--- START RECORDS TO USE ---
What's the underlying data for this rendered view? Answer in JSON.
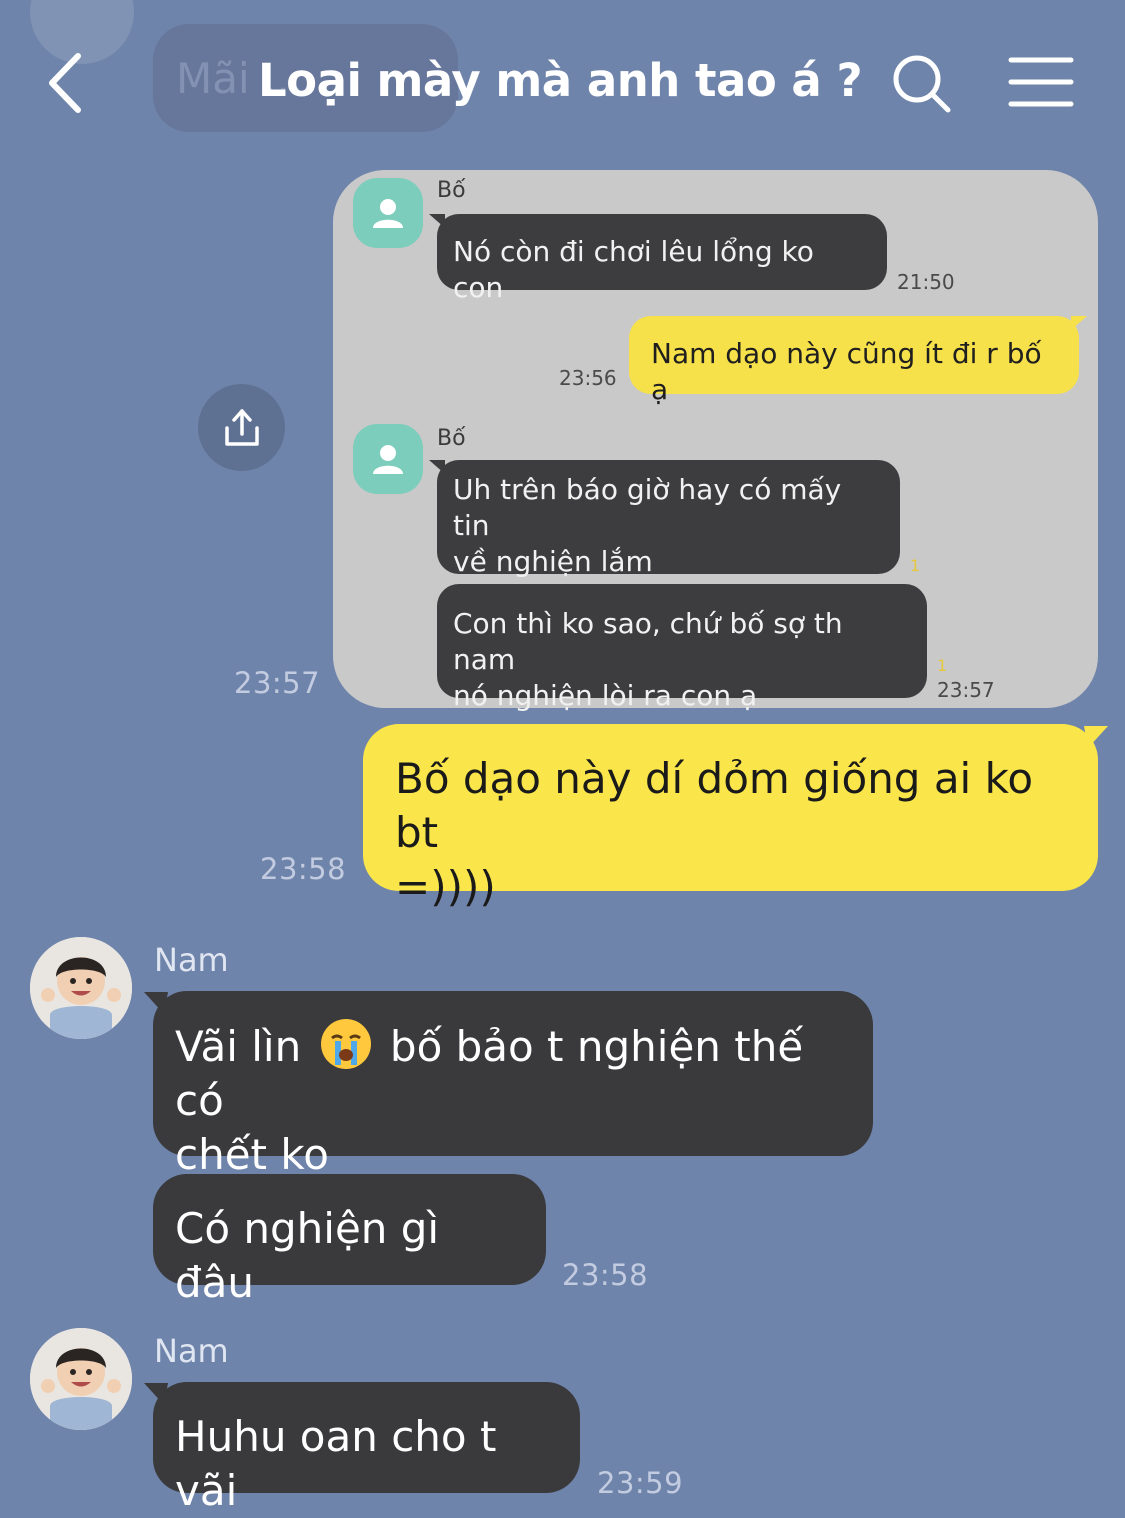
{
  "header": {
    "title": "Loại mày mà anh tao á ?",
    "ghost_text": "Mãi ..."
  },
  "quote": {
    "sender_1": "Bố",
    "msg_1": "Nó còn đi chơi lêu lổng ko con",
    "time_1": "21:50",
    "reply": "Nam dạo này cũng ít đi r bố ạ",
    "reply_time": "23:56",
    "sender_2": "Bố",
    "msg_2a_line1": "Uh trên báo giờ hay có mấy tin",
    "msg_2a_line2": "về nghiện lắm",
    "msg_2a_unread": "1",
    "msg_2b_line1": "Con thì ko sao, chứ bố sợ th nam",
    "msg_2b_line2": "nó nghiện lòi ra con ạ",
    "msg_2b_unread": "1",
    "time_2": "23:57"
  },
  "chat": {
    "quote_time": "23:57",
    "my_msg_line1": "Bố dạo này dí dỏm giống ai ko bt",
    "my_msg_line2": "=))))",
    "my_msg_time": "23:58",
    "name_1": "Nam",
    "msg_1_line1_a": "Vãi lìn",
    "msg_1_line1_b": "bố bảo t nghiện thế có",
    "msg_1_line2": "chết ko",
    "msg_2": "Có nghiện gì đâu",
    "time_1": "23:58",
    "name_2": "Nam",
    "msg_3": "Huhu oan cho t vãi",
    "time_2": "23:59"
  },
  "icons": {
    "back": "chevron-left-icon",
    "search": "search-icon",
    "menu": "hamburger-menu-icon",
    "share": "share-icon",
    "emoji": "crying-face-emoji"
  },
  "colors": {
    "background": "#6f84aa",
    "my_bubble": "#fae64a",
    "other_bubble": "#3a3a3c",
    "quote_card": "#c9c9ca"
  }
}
--- END RECORDS TO USE ---
■ **INSTRUCTION**
Gather each line of the records holding the string "nghiện".

■ **OUTPUT FOR THIS EXERCISE**
    "msg_2a_line2": "về nghiện lắm",
    "msg_2b_line2": "nó nghiện lòi ra con ạ",
    "msg_1_line1_b": "bố bảo t nghiện thế có",
    "msg_2": "Có nghiện gì đâu",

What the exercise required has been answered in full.